--- GIVEN REQUEST ---
Reproduce the entries in full, with no changes.

Dataset rows about figures
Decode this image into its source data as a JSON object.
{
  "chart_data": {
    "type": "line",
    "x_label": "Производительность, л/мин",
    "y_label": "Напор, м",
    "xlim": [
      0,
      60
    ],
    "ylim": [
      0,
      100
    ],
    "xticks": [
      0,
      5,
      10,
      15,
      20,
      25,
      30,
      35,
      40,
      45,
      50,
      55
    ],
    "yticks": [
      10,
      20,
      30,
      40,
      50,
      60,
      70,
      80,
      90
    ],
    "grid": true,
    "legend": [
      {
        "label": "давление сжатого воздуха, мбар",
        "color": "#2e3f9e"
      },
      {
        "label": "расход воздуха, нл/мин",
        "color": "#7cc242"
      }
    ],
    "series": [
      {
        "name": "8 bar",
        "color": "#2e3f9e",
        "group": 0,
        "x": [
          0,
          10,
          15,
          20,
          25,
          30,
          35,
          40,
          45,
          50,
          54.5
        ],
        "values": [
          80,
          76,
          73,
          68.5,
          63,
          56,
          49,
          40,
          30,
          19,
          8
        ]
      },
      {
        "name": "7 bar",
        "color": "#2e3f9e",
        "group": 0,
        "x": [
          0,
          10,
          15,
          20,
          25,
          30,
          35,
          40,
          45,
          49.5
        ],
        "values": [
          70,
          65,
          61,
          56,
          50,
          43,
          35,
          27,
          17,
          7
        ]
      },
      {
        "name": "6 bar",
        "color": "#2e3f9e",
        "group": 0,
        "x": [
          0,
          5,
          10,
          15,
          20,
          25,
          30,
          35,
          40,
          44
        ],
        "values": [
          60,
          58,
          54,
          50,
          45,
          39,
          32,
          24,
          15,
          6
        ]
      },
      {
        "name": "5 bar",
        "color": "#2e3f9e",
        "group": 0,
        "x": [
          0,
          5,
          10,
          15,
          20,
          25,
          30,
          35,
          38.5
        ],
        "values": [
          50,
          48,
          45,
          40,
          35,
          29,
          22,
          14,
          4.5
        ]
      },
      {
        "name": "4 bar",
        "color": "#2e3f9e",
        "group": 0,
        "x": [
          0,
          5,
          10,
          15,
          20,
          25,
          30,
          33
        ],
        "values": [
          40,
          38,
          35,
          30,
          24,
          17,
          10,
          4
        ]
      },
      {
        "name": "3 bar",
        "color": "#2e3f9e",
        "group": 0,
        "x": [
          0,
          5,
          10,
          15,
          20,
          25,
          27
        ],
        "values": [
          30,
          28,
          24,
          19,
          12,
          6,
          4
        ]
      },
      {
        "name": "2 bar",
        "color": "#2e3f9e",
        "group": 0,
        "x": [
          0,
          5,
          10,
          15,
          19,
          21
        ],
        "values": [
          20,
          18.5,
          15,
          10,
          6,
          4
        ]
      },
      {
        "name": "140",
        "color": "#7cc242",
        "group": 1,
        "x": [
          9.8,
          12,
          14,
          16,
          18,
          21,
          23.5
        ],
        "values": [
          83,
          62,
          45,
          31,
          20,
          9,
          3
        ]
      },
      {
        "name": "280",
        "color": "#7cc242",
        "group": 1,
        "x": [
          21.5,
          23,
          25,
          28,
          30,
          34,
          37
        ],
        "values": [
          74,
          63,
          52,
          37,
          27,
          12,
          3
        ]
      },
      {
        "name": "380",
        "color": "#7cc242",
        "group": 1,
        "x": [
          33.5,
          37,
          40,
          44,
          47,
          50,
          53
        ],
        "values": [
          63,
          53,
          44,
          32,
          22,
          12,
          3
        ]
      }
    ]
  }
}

--- WRITTEN SOLUTION ---
Decode this image into its source data as a JSON object.
{
  "chart_data": {
    "type": "line",
    "x_label": "Производительность, л/мин",
    "y_label": "Напор, м",
    "xlim": [
      0,
      60
    ],
    "ylim": [
      0,
      100
    ],
    "xticks": [
      0,
      5,
      10,
      15,
      20,
      25,
      30,
      35,
      40,
      45,
      50,
      55
    ],
    "yticks": [
      10,
      20,
      30,
      40,
      50,
      60,
      70,
      80,
      90
    ],
    "grid": true,
    "legend": [
      {
        "label": "давление сжатого воздуха, мбар",
        "color": "#2e3f9e"
      },
      {
        "label": "расход воздуха, нл/мин",
        "color": "#7cc242"
      }
    ],
    "series": [
      {
        "name": "8 bar",
        "color": "#2e3f9e",
        "group": 0,
        "x": [
          0,
          10,
          15,
          20,
          25,
          30,
          35,
          40,
          45,
          50,
          54.5
        ],
        "values": [
          80,
          76,
          73,
          68.5,
          63,
          56,
          49,
          40,
          30,
          19,
          8
        ]
      },
      {
        "name": "7 bar",
        "color": "#2e3f9e",
        "group": 0,
        "x": [
          0,
          10,
          15,
          20,
          25,
          30,
          35,
          40,
          45,
          49.5
        ],
        "values": [
          70,
          65,
          61,
          56,
          50,
          43,
          35,
          27,
          17,
          7
        ]
      },
      {
        "name": "6 bar",
        "color": "#2e3f9e",
        "group": 0,
        "x": [
          0,
          5,
          10,
          15,
          20,
          25,
          30,
          35,
          40,
          44
        ],
        "values": [
          60,
          58,
          54,
          50,
          45,
          39,
          32,
          24,
          15,
          6
        ]
      },
      {
        "name": "5 bar",
        "color": "#2e3f9e",
        "group": 0,
        "x": [
          0,
          5,
          10,
          15,
          20,
          25,
          30,
          35,
          38.5
        ],
        "values": [
          50,
          48,
          45,
          40,
          35,
          29,
          22,
          14,
          4.5
        ]
      },
      {
        "name": "4 bar",
        "color": "#2e3f9e",
        "group": 0,
        "x": [
          0,
          5,
          10,
          15,
          20,
          25,
          30,
          33
        ],
        "values": [
          40,
          38,
          35,
          30,
          24,
          17,
          10,
          4
        ]
      },
      {
        "name": "3 bar",
        "color": "#2e3f9e",
        "group": 0,
        "x": [
          0,
          5,
          10,
          15,
          20,
          25,
          27
        ],
        "values": [
          30,
          28,
          24,
          19,
          12,
          6,
          4
        ]
      },
      {
        "name": "2 bar",
        "color": "#2e3f9e",
        "group": 0,
        "x": [
          0,
          5,
          10,
          15,
          19,
          21
        ],
        "values": [
          20,
          18.5,
          15,
          10,
          6,
          4
        ]
      },
      {
        "name": "140",
        "color": "#7cc242",
        "group": 1,
        "x": [
          9.8,
          12,
          14,
          16,
          18,
          21,
          23.5
        ],
        "values": [
          83,
          62,
          45,
          31,
          20,
          9,
          3
        ]
      },
      {
        "name": "280",
        "color": "#7cc242",
        "group": 1,
        "x": [
          21.5,
          23,
          25,
          28,
          30,
          34,
          37
        ],
        "values": [
          74,
          63,
          52,
          37,
          27,
          12,
          3
        ]
      },
      {
        "name": "380",
        "color": "#7cc242",
        "group": 1,
        "x": [
          33.5,
          37,
          40,
          44,
          47,
          50,
          53
        ],
        "values": [
          63,
          53,
          44,
          32,
          22,
          12,
          3
        ]
      }
    ]
  }
}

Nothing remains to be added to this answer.